- [Exercise task]
Pick out each line of the records in which the word "document" appears.

[Dataset items]
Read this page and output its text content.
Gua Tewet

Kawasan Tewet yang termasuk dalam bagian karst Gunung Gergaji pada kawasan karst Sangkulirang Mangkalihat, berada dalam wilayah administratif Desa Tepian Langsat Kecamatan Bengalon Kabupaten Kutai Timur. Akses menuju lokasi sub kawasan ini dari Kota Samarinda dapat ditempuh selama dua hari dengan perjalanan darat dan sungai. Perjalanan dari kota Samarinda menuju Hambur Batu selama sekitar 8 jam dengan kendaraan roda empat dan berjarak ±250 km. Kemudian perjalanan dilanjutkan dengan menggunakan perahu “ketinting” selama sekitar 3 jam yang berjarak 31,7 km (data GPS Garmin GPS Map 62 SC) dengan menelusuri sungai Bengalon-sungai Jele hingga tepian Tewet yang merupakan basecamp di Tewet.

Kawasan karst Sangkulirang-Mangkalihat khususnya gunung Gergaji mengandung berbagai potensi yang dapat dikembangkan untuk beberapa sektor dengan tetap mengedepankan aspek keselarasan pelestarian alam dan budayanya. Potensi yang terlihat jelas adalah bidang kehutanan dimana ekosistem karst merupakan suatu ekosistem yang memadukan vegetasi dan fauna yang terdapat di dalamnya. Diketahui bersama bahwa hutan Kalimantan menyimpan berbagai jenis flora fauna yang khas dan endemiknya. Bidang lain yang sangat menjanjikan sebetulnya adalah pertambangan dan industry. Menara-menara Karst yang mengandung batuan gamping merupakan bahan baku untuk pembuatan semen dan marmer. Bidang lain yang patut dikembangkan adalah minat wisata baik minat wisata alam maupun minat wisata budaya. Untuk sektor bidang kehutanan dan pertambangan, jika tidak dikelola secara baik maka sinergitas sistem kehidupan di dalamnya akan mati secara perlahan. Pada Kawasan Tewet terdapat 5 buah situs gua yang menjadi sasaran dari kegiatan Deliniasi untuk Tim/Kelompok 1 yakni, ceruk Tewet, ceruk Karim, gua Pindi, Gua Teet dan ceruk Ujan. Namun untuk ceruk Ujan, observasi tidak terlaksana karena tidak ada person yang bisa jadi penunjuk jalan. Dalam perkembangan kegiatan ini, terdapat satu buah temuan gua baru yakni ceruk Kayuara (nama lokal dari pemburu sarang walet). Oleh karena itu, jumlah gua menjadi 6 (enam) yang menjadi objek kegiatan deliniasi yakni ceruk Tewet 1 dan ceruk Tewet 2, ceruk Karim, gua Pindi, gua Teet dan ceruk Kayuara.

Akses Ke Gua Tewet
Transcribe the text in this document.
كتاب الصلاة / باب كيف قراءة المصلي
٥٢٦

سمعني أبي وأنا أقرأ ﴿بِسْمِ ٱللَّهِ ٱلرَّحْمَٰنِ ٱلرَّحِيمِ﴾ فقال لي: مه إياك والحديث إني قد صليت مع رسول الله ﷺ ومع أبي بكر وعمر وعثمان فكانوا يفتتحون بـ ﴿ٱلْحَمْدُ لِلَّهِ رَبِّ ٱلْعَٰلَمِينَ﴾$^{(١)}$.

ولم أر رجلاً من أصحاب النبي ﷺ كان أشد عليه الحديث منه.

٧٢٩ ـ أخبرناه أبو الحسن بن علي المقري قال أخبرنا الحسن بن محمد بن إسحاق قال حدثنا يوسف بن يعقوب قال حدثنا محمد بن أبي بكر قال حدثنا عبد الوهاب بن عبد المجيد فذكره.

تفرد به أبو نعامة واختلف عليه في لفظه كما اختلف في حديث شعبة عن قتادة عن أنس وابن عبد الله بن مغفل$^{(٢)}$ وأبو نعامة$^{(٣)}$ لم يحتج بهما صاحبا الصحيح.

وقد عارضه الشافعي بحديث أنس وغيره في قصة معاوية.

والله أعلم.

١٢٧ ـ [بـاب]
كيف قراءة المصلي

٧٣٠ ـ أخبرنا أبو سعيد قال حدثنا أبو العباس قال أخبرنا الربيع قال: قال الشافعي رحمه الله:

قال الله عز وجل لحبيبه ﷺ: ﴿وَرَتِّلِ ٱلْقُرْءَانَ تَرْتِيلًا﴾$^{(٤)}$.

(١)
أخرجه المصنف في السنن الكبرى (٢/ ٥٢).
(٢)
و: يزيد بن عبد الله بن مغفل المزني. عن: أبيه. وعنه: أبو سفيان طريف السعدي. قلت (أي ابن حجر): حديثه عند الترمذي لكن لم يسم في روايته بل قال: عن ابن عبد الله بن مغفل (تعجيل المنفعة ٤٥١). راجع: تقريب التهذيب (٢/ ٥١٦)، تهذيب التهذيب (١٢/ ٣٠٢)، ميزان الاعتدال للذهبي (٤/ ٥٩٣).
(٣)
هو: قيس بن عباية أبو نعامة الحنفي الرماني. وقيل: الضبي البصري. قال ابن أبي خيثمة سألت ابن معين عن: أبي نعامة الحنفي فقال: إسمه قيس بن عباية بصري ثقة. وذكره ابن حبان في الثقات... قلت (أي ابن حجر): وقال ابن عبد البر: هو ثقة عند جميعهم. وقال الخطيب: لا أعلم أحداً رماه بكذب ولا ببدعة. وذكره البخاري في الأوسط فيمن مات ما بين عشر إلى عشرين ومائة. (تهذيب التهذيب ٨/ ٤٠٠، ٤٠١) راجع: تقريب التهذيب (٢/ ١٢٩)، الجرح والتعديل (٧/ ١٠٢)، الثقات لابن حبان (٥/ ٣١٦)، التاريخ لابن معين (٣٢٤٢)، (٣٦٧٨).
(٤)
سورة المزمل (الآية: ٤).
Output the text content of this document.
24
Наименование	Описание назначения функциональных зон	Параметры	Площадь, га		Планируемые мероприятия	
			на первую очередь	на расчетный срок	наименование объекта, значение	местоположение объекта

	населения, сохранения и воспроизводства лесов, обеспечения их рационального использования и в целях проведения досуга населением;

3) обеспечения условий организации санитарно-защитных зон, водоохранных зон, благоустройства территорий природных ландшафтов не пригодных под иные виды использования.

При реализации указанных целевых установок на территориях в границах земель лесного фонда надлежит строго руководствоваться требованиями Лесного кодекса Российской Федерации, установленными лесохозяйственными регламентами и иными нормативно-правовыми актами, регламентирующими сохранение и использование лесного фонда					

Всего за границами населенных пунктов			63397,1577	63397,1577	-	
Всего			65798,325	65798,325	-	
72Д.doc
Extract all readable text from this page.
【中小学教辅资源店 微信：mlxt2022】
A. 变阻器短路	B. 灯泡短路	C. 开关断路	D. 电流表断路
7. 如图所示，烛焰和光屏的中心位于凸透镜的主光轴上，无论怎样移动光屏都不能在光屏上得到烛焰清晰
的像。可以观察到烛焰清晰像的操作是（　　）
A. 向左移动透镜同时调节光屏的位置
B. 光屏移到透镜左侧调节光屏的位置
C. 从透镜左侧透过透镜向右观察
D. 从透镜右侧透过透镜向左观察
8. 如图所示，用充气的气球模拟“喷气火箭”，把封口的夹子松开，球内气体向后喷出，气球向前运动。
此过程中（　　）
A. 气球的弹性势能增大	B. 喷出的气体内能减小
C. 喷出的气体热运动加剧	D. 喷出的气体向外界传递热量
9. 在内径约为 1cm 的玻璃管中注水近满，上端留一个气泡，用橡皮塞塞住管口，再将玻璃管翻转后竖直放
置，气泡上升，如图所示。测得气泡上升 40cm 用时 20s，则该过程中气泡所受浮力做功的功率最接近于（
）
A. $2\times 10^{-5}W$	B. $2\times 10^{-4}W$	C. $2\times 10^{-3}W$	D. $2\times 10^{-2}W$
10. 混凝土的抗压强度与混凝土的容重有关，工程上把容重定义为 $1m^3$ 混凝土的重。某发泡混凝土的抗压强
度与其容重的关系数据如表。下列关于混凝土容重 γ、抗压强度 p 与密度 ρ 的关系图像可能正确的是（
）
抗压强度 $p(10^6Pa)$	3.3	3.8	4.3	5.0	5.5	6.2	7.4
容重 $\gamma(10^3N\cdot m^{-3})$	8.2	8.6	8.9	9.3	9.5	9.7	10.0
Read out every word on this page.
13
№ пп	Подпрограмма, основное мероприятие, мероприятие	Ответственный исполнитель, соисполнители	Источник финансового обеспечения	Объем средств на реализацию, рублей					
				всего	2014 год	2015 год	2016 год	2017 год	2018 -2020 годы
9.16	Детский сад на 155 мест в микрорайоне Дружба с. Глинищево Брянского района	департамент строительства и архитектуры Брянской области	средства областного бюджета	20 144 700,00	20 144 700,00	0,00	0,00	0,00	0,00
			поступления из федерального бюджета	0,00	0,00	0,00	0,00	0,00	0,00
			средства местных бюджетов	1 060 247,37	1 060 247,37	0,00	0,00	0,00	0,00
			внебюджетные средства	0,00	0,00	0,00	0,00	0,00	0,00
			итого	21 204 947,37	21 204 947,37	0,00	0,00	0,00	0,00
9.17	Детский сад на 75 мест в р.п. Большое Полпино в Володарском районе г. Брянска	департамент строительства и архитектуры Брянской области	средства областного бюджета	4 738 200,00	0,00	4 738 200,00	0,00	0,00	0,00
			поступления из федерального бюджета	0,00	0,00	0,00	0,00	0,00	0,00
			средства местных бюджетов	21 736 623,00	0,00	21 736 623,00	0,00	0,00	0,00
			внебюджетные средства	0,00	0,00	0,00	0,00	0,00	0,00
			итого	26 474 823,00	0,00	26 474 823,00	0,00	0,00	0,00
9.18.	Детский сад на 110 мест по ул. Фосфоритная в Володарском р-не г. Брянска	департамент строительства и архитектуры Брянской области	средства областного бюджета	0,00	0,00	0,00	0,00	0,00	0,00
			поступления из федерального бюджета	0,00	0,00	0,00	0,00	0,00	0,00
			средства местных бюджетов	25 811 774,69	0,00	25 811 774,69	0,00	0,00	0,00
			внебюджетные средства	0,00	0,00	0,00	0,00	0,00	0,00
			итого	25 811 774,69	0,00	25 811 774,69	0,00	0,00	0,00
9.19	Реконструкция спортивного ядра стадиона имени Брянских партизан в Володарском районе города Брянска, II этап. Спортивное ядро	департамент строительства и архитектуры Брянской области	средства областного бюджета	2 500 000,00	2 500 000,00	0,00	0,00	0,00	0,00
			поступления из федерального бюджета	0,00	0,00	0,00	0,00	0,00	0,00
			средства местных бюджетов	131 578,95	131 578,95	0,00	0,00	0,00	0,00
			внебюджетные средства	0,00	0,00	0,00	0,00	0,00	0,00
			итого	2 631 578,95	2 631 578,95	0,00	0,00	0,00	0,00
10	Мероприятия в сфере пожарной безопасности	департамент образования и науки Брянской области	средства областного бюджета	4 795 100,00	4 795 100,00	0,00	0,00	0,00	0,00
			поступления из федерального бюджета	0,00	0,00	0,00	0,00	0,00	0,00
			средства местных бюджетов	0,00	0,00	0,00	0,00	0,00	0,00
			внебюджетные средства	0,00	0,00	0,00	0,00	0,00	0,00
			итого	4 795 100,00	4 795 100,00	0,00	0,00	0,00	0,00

- [Exercise result]
Transcribe the text in this document.
Output the text content of this document.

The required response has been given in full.